↓↓↓

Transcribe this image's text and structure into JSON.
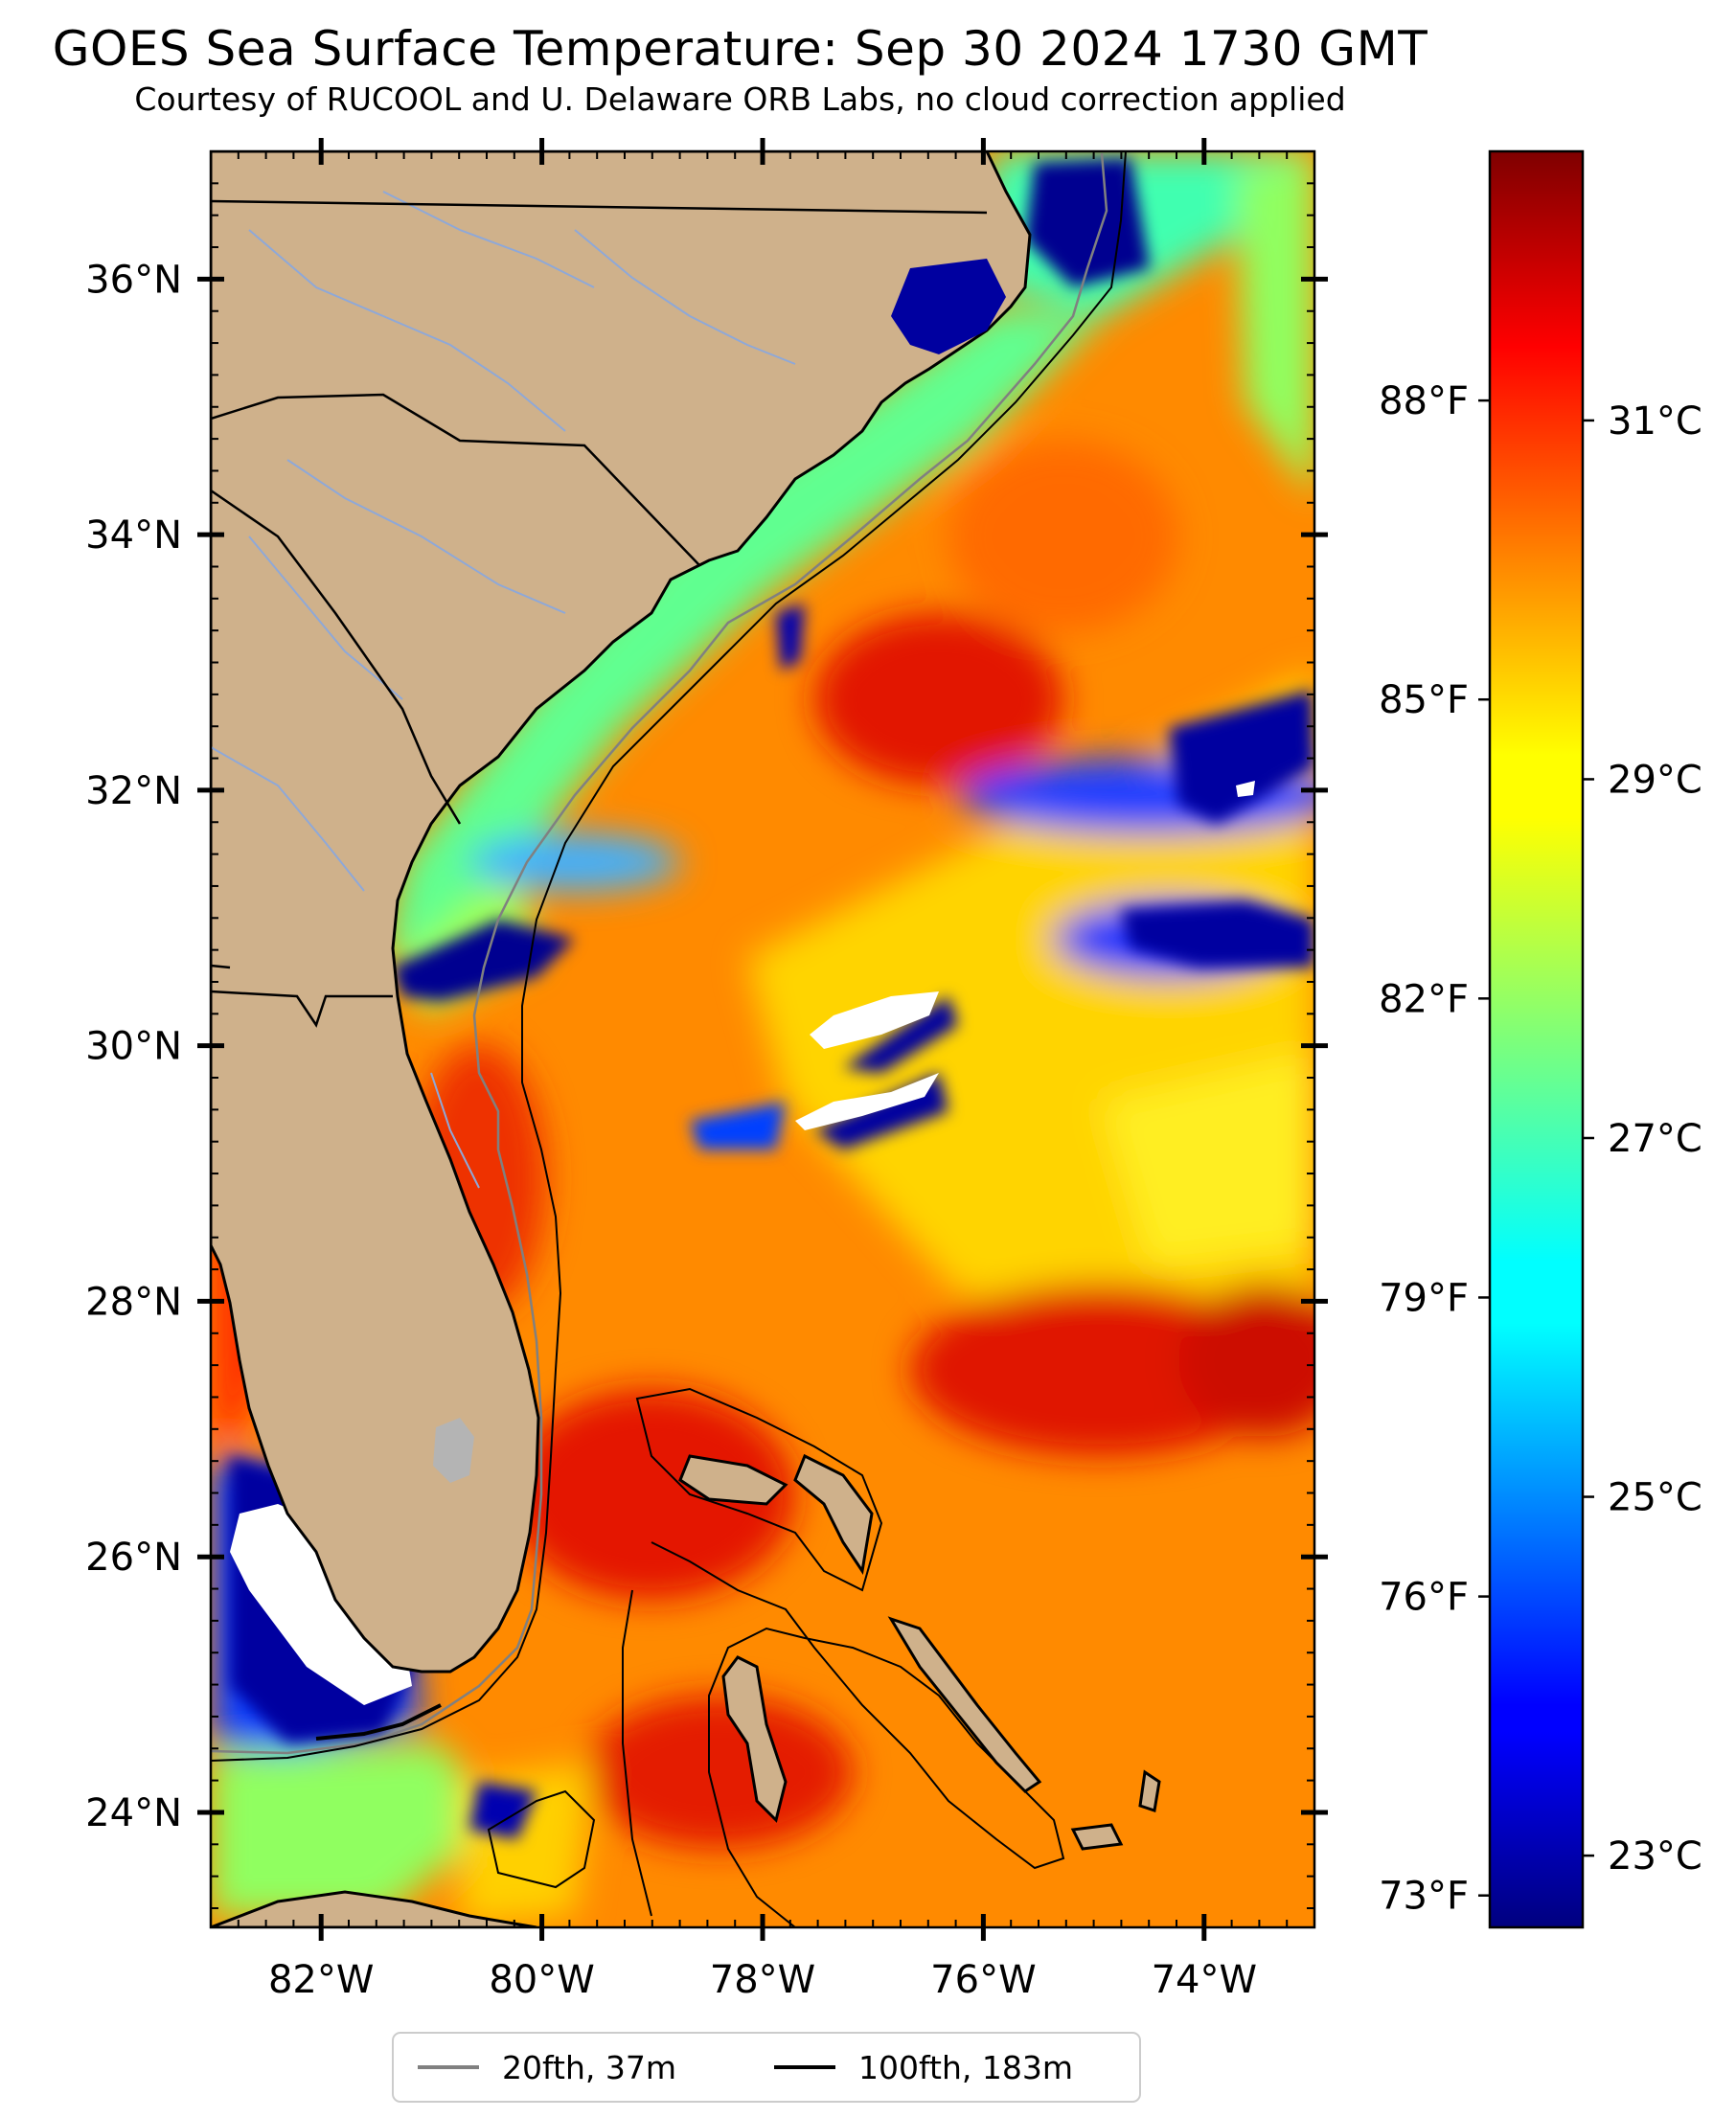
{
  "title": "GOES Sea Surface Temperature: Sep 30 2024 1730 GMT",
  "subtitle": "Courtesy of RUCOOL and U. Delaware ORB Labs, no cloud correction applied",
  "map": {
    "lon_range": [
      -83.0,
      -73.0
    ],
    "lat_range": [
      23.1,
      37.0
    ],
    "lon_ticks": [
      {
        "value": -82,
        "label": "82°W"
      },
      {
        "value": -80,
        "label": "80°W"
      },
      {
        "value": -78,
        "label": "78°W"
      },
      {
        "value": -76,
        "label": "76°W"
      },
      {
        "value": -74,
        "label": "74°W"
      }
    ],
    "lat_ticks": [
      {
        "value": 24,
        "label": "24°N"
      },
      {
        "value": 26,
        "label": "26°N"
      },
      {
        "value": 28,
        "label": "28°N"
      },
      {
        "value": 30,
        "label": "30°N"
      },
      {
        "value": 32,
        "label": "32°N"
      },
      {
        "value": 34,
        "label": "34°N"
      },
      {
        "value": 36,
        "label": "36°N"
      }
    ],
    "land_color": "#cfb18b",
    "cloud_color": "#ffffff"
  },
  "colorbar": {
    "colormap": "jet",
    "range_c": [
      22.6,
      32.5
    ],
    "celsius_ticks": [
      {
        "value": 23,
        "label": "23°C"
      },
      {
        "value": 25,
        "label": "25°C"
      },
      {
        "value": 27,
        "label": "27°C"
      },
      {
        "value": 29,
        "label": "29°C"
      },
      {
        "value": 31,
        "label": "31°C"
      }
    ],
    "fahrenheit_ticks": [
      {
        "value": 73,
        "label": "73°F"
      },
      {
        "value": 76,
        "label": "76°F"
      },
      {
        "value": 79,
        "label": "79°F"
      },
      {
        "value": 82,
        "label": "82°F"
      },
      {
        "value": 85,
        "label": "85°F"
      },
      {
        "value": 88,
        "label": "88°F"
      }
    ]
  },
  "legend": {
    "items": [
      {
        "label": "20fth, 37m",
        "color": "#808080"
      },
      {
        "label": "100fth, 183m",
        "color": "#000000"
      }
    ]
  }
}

↑↑↑

#### [SHORT PROBLEM]
Write the listing above out again exactly, dropping each image.

#### [RESPONSE TO THE EXERCISE]
Transcribe this image's text and structure into JSON.
{
  "title": "GOES Sea Surface Temperature: Sep 30 2024 1730 GMT",
  "subtitle": "Courtesy of RUCOOL and U. Delaware ORB Labs, no cloud correction applied",
  "map": {
    "lon_range": [
      -83.0,
      -73.0
    ],
    "lat_range": [
      23.1,
      37.0
    ],
    "lon_ticks": [
      {
        "value": -82,
        "label": "82°W"
      },
      {
        "value": -80,
        "label": "80°W"
      },
      {
        "value": -78,
        "label": "78°W"
      },
      {
        "value": -76,
        "label": "76°W"
      },
      {
        "value": -74,
        "label": "74°W"
      }
    ],
    "lat_ticks": [
      {
        "value": 24,
        "label": "24°N"
      },
      {
        "value": 26,
        "label": "26°N"
      },
      {
        "value": 28,
        "label": "28°N"
      },
      {
        "value": 30,
        "label": "30°N"
      },
      {
        "value": 32,
        "label": "32°N"
      },
      {
        "value": 34,
        "label": "34°N"
      },
      {
        "value": 36,
        "label": "36°N"
      }
    ],
    "land_color": "#cfb18b",
    "cloud_color": "#ffffff"
  },
  "colorbar": {
    "colormap": "jet",
    "range_c": [
      22.6,
      32.5
    ],
    "celsius_ticks": [
      {
        "value": 23,
        "label": "23°C"
      },
      {
        "value": 25,
        "label": "25°C"
      },
      {
        "value": 27,
        "label": "27°C"
      },
      {
        "value": 29,
        "label": "29°C"
      },
      {
        "value": 31,
        "label": "31°C"
      }
    ],
    "fahrenheit_ticks": [
      {
        "value": 73,
        "label": "73°F"
      },
      {
        "value": 76,
        "label": "76°F"
      },
      {
        "value": 79,
        "label": "79°F"
      },
      {
        "value": 82,
        "label": "82°F"
      },
      {
        "value": 85,
        "label": "85°F"
      },
      {
        "value": 88,
        "label": "88°F"
      }
    ]
  },
  "legend": {
    "items": [
      {
        "label": "20fth, 37m",
        "color": "#808080"
      },
      {
        "label": "100fth, 183m",
        "color": "#000000"
      }
    ]
  }
}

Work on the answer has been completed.